◆ WHAT THE TASK REQUIRES ◆
Extract every line of the material that contains the string "forgot", treating uppercase and lowercase letters as distinct.

Dataset entries

__________

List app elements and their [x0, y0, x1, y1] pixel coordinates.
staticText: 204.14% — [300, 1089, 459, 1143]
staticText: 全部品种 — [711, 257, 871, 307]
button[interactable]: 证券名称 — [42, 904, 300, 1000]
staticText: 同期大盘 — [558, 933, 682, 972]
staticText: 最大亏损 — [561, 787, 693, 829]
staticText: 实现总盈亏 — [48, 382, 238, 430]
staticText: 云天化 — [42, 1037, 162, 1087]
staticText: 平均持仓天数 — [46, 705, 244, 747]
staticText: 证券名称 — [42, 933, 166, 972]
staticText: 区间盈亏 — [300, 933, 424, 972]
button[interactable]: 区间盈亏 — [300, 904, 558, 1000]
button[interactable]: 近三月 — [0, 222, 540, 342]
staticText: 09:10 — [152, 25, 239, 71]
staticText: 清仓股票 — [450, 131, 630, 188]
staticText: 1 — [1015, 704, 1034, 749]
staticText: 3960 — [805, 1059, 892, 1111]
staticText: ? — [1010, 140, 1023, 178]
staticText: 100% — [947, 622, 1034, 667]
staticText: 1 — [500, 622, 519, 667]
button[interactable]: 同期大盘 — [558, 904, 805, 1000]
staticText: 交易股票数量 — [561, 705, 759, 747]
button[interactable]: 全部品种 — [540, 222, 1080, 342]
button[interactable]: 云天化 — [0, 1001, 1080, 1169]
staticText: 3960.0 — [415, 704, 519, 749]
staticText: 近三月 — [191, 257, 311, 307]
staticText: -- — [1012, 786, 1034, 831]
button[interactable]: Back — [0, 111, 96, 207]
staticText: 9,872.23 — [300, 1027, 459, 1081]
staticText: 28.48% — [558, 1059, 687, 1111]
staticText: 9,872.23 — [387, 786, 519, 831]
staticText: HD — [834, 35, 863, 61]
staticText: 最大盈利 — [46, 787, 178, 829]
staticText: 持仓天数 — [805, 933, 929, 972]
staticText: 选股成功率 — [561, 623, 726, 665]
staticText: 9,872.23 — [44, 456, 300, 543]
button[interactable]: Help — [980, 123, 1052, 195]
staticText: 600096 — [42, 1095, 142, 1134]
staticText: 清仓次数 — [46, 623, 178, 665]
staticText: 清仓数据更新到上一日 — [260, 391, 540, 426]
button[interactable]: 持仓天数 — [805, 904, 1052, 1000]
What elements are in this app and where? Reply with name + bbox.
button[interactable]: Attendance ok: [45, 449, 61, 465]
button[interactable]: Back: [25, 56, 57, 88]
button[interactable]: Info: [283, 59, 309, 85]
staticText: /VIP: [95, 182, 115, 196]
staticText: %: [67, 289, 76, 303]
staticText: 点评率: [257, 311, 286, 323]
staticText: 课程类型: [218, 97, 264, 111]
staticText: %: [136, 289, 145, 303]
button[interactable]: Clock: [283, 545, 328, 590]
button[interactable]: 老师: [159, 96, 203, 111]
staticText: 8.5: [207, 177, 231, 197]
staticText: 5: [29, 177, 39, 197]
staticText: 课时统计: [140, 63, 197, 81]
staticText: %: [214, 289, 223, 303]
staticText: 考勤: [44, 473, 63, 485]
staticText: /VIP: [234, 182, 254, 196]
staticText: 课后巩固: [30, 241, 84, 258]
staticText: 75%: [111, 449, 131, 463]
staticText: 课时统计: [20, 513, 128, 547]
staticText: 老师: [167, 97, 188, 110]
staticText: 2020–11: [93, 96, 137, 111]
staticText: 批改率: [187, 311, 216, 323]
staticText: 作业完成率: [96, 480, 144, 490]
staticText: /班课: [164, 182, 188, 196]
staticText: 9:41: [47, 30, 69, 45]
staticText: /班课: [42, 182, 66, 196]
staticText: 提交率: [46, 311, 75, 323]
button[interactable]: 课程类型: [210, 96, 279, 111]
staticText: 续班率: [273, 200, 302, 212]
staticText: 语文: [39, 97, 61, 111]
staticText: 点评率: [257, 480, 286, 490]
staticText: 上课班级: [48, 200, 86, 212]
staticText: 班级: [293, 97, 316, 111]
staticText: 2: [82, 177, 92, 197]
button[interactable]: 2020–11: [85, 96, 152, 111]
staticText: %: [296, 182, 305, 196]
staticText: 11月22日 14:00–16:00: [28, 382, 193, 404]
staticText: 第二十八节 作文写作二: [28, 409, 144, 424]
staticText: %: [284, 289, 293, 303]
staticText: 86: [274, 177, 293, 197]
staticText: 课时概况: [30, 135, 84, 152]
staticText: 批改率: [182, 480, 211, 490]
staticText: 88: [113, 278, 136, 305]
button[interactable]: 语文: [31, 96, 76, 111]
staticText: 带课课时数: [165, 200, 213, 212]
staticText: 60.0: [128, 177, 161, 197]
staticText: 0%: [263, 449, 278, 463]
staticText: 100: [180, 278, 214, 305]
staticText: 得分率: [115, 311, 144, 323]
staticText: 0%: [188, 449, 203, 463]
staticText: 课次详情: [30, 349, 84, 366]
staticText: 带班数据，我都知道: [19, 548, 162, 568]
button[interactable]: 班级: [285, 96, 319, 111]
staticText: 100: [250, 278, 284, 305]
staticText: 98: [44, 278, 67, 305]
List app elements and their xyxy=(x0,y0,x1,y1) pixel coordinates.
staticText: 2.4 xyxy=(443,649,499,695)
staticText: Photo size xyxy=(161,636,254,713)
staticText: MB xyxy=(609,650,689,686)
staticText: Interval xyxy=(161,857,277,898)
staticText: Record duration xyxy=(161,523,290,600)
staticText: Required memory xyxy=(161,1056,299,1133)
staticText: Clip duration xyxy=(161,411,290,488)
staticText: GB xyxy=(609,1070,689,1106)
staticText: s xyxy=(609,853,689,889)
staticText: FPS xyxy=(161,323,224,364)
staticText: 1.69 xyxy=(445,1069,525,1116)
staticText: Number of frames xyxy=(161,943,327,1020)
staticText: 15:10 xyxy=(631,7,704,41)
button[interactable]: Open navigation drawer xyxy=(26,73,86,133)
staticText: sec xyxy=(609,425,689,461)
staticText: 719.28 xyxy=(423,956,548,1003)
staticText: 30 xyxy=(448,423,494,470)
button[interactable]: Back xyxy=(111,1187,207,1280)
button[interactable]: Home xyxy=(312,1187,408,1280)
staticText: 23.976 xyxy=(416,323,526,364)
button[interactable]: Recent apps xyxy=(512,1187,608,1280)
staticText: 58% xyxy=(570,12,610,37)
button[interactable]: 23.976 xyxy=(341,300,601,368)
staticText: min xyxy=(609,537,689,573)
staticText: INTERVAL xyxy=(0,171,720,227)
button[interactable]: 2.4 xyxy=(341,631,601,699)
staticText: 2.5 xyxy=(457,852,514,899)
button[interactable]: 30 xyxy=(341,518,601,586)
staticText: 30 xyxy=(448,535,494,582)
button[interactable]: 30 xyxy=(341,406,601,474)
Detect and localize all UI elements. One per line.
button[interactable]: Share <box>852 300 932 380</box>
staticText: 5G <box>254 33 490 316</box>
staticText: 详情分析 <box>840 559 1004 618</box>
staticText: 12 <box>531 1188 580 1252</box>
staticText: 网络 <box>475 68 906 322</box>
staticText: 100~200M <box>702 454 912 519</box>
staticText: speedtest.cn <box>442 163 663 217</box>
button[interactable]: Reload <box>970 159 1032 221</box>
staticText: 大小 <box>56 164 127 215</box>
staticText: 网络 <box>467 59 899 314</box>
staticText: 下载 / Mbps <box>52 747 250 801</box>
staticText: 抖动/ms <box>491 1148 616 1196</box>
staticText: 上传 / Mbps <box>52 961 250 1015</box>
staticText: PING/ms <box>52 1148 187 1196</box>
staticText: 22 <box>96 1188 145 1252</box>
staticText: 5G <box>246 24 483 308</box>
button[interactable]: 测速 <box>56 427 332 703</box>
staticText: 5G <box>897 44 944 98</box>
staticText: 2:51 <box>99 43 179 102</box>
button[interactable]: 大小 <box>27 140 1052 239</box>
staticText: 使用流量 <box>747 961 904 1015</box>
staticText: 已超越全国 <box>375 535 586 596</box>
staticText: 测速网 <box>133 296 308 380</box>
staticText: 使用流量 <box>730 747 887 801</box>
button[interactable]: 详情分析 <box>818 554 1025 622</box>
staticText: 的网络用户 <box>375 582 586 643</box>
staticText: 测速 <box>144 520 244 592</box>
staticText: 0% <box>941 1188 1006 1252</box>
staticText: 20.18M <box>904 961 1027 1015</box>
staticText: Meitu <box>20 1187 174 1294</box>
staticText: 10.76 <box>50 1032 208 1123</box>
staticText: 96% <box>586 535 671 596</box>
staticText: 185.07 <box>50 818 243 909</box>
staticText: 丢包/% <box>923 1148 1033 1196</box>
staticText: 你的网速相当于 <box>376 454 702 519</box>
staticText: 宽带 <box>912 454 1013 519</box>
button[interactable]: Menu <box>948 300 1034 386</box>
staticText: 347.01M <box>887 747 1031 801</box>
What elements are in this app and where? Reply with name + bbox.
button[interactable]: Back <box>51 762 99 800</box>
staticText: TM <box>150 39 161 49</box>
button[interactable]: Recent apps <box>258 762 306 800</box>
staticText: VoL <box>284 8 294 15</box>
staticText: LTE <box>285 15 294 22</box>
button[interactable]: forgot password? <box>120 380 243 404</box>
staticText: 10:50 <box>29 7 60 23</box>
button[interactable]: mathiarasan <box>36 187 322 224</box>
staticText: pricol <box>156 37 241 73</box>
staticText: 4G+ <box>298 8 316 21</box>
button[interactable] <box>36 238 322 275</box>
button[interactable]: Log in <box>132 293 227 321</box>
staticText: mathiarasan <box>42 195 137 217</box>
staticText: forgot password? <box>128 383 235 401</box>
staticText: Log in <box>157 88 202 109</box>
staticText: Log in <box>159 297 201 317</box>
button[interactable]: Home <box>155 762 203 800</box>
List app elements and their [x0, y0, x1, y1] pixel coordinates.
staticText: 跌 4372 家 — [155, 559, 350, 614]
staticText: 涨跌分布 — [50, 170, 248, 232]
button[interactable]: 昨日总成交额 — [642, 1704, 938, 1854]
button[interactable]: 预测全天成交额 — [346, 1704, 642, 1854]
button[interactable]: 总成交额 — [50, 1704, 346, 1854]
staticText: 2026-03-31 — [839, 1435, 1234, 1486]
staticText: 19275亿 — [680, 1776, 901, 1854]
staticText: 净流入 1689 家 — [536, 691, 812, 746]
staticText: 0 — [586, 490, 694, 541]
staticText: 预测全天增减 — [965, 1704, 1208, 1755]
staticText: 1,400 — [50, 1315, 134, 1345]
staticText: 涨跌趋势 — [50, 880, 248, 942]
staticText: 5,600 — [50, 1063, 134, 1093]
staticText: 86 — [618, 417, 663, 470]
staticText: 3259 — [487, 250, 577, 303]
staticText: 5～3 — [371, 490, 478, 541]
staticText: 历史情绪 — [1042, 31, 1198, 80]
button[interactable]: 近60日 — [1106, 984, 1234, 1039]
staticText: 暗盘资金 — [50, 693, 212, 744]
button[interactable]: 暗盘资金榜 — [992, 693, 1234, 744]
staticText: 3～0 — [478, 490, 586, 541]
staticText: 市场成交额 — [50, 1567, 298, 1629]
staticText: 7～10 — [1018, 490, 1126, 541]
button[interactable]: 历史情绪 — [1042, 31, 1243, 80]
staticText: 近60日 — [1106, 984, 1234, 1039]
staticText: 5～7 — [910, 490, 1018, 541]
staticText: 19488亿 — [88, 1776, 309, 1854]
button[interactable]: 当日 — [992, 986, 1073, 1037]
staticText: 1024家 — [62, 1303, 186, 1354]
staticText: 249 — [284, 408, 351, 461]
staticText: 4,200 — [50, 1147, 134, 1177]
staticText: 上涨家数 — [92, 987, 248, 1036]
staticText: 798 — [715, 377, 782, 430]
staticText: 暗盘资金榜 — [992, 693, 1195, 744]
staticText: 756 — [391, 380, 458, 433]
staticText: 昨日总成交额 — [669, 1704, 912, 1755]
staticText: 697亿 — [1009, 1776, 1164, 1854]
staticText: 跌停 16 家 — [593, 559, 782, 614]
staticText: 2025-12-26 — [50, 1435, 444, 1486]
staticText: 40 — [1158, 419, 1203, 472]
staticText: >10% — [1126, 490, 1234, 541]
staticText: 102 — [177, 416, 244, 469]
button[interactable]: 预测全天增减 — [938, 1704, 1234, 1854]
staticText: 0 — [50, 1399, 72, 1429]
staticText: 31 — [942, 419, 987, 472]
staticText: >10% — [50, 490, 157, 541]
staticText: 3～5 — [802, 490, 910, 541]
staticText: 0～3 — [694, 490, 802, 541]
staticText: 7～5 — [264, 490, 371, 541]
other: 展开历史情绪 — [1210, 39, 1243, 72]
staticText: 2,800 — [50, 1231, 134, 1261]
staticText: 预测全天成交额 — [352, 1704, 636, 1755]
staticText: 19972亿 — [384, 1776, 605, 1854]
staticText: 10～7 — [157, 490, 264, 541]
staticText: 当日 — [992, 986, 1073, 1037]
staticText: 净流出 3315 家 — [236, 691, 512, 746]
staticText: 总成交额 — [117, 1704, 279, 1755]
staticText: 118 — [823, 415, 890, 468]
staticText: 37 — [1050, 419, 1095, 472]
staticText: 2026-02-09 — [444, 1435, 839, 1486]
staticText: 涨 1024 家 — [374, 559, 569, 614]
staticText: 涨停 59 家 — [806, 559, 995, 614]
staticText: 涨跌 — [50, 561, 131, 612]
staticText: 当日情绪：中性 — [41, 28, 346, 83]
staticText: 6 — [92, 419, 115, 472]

__________

◆ RESULT ◆
button[interactable]: forgot password? <box>120 380 243 404</box>
staticText: forgot password? <box>128 383 235 401</box>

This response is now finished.